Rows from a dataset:
________
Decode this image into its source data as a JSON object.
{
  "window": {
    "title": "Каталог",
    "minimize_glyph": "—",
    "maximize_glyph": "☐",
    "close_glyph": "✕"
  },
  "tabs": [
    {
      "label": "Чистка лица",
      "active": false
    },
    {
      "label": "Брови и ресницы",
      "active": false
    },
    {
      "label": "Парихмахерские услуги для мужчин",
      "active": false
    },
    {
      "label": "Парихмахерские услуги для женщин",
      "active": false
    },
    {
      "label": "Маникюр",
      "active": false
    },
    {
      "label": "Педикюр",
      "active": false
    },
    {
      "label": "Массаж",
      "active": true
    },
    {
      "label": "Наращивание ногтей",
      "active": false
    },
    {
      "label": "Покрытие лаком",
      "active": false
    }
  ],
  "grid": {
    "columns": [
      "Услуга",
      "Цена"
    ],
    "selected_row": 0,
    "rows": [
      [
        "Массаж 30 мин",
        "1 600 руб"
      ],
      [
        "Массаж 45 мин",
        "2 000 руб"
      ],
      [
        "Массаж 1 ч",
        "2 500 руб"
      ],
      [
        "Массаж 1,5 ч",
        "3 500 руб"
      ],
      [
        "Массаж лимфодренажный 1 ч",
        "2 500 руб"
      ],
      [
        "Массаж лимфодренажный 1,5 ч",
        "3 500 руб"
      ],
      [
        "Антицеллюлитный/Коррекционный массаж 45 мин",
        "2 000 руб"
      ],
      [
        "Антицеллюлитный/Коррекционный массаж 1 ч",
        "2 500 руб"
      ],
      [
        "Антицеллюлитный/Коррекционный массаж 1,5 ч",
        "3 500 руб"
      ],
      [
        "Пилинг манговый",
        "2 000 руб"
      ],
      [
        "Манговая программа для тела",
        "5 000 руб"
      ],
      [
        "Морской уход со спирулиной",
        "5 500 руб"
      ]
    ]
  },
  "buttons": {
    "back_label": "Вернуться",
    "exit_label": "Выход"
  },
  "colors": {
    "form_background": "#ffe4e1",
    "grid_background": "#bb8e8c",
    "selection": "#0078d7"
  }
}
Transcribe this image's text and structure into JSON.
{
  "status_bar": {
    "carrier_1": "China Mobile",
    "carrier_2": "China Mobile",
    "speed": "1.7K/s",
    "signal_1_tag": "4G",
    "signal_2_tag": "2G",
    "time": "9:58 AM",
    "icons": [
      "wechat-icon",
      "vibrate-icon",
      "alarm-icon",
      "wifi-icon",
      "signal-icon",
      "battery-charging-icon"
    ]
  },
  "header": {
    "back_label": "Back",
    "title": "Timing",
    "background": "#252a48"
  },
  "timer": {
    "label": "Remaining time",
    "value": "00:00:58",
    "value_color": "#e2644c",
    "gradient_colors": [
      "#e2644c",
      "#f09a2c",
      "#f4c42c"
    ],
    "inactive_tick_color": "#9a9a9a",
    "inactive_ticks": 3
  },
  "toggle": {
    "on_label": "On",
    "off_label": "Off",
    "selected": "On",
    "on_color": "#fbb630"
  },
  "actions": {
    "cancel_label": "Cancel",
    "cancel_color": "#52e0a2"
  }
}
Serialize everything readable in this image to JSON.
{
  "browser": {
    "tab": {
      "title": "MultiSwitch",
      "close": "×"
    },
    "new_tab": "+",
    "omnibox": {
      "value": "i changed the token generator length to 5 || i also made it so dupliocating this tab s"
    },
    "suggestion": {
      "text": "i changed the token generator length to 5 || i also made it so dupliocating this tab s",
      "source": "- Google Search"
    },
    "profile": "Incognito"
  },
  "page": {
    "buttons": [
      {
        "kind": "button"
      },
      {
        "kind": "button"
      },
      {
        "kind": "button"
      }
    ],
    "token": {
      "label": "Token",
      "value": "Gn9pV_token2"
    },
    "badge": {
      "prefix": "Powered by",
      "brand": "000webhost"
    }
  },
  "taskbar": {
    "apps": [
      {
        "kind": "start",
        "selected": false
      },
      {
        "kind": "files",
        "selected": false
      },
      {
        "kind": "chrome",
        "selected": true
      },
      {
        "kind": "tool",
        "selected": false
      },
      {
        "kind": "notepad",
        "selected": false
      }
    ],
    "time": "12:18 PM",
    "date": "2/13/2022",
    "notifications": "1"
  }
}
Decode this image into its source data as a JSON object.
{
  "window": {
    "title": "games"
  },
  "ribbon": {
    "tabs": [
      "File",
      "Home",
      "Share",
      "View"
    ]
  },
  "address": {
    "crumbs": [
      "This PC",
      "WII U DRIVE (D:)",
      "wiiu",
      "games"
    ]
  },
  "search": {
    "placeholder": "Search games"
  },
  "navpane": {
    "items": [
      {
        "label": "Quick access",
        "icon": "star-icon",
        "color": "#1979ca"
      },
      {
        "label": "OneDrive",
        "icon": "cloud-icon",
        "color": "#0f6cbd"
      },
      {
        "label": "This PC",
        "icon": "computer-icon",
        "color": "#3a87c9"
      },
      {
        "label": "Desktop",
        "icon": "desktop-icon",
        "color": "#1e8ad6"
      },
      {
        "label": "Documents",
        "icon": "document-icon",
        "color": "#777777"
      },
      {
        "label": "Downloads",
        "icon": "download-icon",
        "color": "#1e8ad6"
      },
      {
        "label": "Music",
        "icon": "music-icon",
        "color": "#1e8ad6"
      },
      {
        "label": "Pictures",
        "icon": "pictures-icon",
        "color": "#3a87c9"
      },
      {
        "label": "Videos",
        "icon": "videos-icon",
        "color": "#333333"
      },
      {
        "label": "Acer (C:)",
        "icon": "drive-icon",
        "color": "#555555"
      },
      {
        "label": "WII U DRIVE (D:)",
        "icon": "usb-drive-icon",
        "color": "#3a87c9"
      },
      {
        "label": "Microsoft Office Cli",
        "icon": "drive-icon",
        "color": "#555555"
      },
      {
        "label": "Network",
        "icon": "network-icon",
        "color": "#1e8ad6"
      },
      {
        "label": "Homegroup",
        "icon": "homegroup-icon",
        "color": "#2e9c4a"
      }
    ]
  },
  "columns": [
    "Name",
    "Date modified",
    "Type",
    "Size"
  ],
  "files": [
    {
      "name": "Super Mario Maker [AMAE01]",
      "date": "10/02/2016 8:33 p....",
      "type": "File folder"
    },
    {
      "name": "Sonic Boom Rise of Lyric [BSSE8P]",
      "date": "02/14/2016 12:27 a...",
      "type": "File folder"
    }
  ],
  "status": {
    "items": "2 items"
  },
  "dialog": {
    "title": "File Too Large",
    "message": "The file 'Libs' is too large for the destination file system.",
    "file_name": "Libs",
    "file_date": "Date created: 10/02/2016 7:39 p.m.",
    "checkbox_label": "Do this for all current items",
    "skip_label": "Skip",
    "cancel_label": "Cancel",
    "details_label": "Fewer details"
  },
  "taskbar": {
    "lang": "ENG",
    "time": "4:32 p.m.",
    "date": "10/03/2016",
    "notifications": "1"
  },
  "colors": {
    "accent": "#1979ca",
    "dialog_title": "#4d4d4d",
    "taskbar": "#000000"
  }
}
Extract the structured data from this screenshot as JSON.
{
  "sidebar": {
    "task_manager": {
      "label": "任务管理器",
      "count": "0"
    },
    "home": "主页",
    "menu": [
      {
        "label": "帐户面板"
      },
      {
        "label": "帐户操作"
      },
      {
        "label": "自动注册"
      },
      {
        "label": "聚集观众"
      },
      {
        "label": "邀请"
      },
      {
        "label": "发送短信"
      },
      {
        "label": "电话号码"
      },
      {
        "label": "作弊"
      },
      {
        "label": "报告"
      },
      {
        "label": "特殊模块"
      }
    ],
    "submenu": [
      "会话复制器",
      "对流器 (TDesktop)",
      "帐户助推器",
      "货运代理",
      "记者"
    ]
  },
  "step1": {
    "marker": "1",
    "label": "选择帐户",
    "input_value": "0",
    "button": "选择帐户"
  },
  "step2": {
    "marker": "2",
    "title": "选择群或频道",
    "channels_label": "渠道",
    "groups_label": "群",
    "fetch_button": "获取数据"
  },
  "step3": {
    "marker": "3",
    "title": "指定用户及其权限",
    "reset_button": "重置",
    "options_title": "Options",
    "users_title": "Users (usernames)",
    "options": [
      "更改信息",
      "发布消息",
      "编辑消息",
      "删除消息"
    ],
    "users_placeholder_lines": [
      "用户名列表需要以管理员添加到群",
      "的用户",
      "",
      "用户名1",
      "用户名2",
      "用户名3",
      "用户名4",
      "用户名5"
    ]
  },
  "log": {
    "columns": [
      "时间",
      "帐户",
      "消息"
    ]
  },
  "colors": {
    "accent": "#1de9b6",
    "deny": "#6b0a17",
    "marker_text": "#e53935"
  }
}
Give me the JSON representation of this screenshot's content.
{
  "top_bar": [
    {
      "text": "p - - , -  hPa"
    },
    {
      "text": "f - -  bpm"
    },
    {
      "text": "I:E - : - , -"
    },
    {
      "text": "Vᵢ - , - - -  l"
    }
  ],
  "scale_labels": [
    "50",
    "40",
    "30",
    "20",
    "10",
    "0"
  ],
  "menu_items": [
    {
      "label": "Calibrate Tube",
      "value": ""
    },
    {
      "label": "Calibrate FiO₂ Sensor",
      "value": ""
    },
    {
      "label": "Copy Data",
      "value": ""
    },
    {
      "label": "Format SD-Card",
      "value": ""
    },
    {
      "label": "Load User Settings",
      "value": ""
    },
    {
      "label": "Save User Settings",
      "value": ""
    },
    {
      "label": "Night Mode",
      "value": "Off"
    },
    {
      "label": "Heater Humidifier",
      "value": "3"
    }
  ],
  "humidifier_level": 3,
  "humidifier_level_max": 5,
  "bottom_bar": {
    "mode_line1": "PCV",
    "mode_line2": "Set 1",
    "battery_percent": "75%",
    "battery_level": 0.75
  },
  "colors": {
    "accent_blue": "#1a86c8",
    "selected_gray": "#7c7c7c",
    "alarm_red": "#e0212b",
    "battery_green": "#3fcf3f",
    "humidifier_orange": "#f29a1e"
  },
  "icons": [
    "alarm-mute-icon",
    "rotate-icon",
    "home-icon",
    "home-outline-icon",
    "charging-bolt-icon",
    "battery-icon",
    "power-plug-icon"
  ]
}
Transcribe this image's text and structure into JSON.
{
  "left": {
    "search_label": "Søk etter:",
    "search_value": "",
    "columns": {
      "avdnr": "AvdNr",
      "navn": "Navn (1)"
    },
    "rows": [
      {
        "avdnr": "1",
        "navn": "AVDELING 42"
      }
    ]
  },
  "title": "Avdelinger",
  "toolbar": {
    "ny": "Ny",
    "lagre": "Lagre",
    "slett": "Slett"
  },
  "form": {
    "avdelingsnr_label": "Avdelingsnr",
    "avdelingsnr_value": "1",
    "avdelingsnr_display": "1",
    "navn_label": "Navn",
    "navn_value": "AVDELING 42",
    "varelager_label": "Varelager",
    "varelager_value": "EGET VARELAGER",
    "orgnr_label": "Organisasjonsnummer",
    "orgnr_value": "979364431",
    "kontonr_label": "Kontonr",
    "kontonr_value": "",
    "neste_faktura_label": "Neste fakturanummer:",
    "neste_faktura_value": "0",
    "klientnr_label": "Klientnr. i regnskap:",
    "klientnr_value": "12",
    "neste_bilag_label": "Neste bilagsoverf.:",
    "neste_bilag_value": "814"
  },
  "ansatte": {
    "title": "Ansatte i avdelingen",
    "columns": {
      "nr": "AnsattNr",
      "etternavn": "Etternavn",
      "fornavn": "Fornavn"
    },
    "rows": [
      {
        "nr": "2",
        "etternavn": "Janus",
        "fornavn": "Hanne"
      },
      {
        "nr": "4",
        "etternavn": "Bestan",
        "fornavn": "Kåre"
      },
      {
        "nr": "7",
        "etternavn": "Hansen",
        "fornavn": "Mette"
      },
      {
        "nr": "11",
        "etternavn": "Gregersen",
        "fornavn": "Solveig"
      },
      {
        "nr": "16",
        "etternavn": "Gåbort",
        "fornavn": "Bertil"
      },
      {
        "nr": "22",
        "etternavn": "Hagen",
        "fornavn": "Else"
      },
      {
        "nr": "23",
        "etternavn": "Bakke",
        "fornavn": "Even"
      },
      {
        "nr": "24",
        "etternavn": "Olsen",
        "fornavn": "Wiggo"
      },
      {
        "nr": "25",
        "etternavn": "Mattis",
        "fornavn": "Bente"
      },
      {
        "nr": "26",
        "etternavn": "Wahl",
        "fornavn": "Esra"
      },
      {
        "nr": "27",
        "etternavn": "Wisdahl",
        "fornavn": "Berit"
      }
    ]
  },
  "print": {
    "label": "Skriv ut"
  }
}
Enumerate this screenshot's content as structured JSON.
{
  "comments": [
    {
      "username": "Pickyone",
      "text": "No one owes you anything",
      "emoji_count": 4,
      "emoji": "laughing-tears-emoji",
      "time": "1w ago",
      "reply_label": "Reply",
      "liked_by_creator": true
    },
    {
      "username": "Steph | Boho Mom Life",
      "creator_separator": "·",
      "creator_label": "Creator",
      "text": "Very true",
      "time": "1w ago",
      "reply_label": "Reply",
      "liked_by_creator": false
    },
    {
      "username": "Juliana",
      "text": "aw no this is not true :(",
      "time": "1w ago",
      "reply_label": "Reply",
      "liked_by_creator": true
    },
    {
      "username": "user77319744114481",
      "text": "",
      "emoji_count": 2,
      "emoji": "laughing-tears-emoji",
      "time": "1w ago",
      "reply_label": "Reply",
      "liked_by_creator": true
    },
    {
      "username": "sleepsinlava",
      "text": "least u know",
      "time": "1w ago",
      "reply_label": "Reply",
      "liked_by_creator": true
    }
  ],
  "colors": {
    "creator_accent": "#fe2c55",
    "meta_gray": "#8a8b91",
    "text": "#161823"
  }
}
________
■ WHAT YOU NEED TO DO ■
Extract all lines containing the word "kind".

■ RESULT FOR THIS TASK ■
        "kind": "button"
        "kind": "button"
        "kind": "button"
        "kind": "start",
        "kind": "files",
        "kind": "chrome",
        "kind": "tool",
        "kind": "notepad",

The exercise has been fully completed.